● **REQUIRED WORK**
Every entry must be duplicated precisely as written.

● **Recorded data**

※ ※ ※

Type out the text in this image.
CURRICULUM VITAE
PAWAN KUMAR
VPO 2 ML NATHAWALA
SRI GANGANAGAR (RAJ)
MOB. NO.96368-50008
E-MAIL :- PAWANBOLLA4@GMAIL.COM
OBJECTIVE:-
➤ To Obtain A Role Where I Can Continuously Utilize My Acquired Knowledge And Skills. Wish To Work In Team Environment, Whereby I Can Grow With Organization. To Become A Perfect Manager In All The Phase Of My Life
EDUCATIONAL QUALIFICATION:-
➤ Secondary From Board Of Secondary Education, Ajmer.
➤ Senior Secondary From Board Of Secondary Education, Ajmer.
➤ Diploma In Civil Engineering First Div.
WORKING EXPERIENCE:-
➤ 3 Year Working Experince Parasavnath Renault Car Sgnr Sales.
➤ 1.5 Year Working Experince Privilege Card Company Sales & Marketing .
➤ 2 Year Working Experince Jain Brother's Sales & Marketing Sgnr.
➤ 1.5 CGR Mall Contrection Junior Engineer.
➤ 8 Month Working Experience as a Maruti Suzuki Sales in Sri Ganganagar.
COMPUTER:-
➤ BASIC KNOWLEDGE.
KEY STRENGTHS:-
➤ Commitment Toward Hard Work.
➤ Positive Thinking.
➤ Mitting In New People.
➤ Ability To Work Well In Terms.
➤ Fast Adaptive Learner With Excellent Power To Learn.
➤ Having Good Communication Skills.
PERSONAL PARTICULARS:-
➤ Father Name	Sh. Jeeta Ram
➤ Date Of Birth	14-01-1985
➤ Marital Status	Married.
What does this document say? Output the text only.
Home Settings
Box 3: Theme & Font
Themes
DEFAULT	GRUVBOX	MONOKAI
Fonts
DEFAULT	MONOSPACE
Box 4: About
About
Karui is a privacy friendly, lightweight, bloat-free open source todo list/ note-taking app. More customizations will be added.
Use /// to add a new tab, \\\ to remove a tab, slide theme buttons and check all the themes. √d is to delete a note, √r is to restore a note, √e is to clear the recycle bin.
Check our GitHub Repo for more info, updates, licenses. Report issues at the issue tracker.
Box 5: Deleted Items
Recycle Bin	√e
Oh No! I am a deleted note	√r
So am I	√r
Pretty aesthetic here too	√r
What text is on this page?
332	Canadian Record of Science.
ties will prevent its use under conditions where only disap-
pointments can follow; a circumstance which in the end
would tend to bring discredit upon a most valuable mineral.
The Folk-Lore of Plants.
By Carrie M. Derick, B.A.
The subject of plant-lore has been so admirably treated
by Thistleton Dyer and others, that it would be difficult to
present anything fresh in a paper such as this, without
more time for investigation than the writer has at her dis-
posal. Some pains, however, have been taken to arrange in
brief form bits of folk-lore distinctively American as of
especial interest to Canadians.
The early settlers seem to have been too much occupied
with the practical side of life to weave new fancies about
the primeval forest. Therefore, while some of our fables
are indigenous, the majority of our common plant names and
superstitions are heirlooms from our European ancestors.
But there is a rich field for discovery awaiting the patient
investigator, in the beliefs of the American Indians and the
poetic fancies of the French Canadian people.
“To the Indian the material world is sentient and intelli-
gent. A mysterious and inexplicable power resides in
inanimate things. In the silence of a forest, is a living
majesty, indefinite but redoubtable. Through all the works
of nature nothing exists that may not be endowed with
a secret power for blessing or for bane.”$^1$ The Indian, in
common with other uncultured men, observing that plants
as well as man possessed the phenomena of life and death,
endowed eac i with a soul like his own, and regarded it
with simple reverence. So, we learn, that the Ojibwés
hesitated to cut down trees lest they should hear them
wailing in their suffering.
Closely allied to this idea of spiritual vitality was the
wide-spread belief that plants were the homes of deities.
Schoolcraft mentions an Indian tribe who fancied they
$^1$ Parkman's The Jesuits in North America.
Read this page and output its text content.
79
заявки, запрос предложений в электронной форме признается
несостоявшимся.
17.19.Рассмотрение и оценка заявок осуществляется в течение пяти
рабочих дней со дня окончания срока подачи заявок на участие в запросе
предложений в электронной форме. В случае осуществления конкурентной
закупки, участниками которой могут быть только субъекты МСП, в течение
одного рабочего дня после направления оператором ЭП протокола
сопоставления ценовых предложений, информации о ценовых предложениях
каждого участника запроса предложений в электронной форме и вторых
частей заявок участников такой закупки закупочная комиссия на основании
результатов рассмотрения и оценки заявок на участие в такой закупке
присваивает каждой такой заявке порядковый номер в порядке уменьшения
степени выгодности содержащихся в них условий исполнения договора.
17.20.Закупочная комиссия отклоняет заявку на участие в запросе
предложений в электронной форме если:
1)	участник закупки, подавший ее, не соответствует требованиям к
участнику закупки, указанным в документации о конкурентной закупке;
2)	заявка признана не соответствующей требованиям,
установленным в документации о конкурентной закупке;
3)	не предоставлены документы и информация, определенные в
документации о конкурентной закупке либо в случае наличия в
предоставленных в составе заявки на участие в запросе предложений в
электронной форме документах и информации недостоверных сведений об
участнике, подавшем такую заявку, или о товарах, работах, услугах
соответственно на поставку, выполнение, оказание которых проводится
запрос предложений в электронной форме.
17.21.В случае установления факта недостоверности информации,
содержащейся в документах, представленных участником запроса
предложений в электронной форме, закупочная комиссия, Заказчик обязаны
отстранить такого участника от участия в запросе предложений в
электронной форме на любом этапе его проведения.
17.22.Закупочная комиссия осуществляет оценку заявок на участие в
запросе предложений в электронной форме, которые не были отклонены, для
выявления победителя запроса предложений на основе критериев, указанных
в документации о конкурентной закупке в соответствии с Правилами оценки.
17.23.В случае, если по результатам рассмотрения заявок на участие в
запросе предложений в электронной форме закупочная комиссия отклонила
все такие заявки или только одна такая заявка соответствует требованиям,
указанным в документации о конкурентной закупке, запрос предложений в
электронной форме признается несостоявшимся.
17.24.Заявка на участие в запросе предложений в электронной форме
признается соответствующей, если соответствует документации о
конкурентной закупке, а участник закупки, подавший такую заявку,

※ ※ ※

● **EXPECTED ANSWER**
Type out the text in this image.
CURRICULUM VITAE
PAWAN KUMAR
VPO 2 ML NATHAWALA
SRI GANGANAGAR (RAJ)
MOB. NO.96368-50008
E-MAIL :- PAWANBOLLA4@GMAIL.COM
OBJECTIVE:-
➤ To Obtain A Role Where I Can Continuously Utilize My Acquired Knowledge And Skills. Wish To Work In Team Environment, Whereby I Can Grow With Organization. To Become A Perfect Manager In All The Phase Of My Life
EDUCATIONAL QUALIFICATION:-
➤ Secondary From Board Of Secondary Education, Ajmer.
➤ Senior Secondary From Board Of Secondary Education, Ajmer.
➤ Diploma In Civil Engineering First Div.
WORKING EXPERIENCE:-
➤ 3 Year Working Experince Parasavnath Renault Car Sgnr Sales.
➤ 1.5 Year Working Experince Privilege Card Company Sales & Marketing .
➤ 2 Year Working Experince Jain Brother's Sales & Marketing Sgnr.
➤ 1.5 CGR Mall Contrection Junior Engineer.
➤ 8 Month Working Experience as a Maruti Suzuki Sales in Sri Ganganagar.
COMPUTER:-
➤ BASIC KNOWLEDGE.
KEY STRENGTHS:-
➤ Commitment Toward Hard Work.
➤ Positive Thinking.
➤ Mitting In New People.
➤ Ability To Work Well In Terms.
➤ Fast Adaptive Learner With Excellent Power To Learn.
➤ Having Good Communication Skills.
PERSONAL PARTICULARS:-
➤ Father Name	Sh. Jeeta Ram
➤ Date Of Birth	14-01-1985
➤ Marital Status	Married.
What does this document say? Output the text only.
Home Settings
Box 3: Theme & Font
Themes
DEFAULT	GRUVBOX	MONOKAI
Fonts
DEFAULT	MONOSPACE
Box 4: About
About
Karui is a privacy friendly, lightweight, bloat-free open source todo list/ note-taking app. More customizations will be added.
Use /// to add a new tab, \\\ to remove a tab, slide theme buttons and check all the themes. √d is to delete a note, √r is to restore a note, √e is to clear the recycle bin.
Check our GitHub Repo for more info, updates, licenses. Report issues at the issue tracker.
Box 5: Deleted Items
Recycle Bin	√e
Oh No! I am a deleted note	√r
So am I	√r
Pretty aesthetic here too	√r
What text is on this page?
332	Canadian Record of Science.
ties will prevent its use under conditions where only disap-
pointments can follow; a circumstance which in the end
would tend to bring discredit upon a most valuable mineral.
The Folk-Lore of Plants.
By Carrie M. Derick, B.A.
The subject of plant-lore has been so admirably treated
by Thistleton Dyer and others, that it would be difficult to
present anything fresh in a paper such as this, without
more time for investigation than the writer has at her dis-
posal. Some pains, however, have been taken to arrange in
brief form bits of folk-lore distinctively American as of
especial interest to Canadians.
The early settlers seem to have been too much occupied
with the practical side of life to weave new fancies about
the primeval forest. Therefore, while some of our fables
are indigenous, the majority of our common plant names and
superstitions are heirlooms from our European ancestors.
But there is a rich field for discovery awaiting the patient
investigator, in the beliefs of the American Indians and the
poetic fancies of the French Canadian people.
“To the Indian the material world is sentient and intelli-
gent. A mysterious and inexplicable power resides in
inanimate things. In the silence of a forest, is a living
majesty, indefinite but redoubtable. Through all the works
of nature nothing exists that may not be endowed with
a secret power for blessing or for bane.”$^1$ The Indian, in
common with other uncultured men, observing that plants
as well as man possessed the phenomena of life and death,
endowed eac i with a soul like his own, and regarded it
with simple reverence. So, we learn, that the Ojibwés
hesitated to cut down trees lest they should hear them
wailing in their suffering.
Closely allied to this idea of spiritual vitality was the
wide-spread belief that plants were the homes of deities.
Schoolcraft mentions an Indian tribe who fancied they
$^1$ Parkman's The Jesuits in North America.
Read this page and output its text content.
79
заявки, запрос предложений в электронной форме признается
несостоявшимся.
17.19.Рассмотрение и оценка заявок осуществляется в течение пяти
рабочих дней со дня окончания срока подачи заявок на участие в запросе
предложений в электронной форме. В случае осуществления конкурентной
закупки, участниками которой могут быть только субъекты МСП, в течение
одного рабочего дня после направления оператором ЭП протокола
сопоставления ценовых предложений, информации о ценовых предложениях
каждого участника запроса предложений в электронной форме и вторых
частей заявок участников такой закупки закупочная комиссия на основании
результатов рассмотрения и оценки заявок на участие в такой закупке
присваивает каждой такой заявке порядковый номер в порядке уменьшения
степени выгодности содержащихся в них условий исполнения договора.
17.20.Закупочная комиссия отклоняет заявку на участие в запросе
предложений в электронной форме если:
1)	участник закупки, подавший ее, не соответствует требованиям к
участнику закупки, указанным в документации о конкурентной закупке;
2)	заявка признана не соответствующей требованиям,
установленным в документации о конкурентной закупке;
3)	не предоставлены документы и информация, определенные в
документации о конкурентной закупке либо в случае наличия в
предоставленных в составе заявки на участие в запросе предложений в
электронной форме документах и информации недостоверных сведений об
участнике, подавшем такую заявку, или о товарах, работах, услугах
соответственно на поставку, выполнение, оказание которых проводится
запрос предложений в электронной форме.
17.21.В случае установления факта недостоверности информации,
содержащейся в документах, представленных участником запроса
предложений в электронной форме, закупочная комиссия, Заказчик обязаны
отстранить такого участника от участия в запросе предложений в
электронной форме на любом этапе его проведения.
17.22.Закупочная комиссия осуществляет оценку заявок на участие в
запросе предложений в электронной форме, которые не были отклонены, для
выявления победителя запроса предложений на основе критериев, указанных
в документации о конкурентной закупке в соответствии с Правилами оценки.
17.23.В случае, если по результатам рассмотрения заявок на участие в
запросе предложений в электронной форме закупочная комиссия отклонила
все такие заявки или только одна такая заявка соответствует требованиям,
указанным в документации о конкурентной закупке, запрос предложений в
электронной форме признается несостоявшимся.
17.24.Заявка на участие в запросе предложений в электронной форме
признается соответствующей, если соответствует документации о
конкурентной закупке, а участник закупки, подавший такую заявку,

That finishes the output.